Collected data entries
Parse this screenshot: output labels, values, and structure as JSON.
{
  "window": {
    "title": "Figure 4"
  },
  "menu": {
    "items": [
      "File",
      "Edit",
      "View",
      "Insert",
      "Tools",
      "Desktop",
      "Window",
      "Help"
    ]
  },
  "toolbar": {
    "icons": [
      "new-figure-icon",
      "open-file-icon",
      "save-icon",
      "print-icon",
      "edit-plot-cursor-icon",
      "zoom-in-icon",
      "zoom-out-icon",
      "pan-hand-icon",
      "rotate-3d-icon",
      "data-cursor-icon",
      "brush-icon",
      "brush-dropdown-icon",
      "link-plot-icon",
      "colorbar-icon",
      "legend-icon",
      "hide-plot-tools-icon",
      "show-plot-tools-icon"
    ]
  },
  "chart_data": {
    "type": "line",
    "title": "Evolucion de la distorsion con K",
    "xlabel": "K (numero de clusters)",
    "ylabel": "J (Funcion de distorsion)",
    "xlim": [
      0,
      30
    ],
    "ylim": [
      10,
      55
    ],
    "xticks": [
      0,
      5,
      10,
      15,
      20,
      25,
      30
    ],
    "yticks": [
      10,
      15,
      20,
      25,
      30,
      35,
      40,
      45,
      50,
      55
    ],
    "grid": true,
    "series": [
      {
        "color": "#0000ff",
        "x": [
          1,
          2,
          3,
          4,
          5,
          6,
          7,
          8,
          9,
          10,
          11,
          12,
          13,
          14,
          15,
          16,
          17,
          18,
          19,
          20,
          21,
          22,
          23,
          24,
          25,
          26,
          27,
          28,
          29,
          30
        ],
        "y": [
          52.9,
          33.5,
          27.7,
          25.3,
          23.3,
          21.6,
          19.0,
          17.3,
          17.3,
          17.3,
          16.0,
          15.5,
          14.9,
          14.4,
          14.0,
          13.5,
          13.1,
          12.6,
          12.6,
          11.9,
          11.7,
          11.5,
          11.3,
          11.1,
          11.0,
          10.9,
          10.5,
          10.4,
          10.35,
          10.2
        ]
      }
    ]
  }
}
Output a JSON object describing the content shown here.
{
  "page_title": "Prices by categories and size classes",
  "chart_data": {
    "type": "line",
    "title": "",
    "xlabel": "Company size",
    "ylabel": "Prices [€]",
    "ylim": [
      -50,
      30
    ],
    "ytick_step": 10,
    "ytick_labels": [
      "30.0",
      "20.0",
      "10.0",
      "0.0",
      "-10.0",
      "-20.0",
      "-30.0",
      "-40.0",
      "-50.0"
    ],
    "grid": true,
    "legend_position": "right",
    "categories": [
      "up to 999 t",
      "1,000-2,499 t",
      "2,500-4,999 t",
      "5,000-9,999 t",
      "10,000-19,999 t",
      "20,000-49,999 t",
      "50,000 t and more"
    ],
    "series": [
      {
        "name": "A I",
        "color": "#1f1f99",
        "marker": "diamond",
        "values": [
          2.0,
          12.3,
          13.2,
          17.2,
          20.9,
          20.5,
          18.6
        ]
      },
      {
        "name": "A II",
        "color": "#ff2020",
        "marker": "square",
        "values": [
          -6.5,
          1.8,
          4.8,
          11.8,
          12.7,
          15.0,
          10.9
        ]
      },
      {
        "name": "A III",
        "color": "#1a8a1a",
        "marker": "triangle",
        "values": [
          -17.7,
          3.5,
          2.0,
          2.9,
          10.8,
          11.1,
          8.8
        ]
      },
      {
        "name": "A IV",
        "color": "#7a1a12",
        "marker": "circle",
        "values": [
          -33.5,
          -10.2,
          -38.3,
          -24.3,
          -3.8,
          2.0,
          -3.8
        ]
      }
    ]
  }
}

> Objective
Copy in full each line that holds the word "ylabel".

> Problem solution
    "ylabel": "J (Funcion de distorsion)",
    "ylabel": "Prices [€]",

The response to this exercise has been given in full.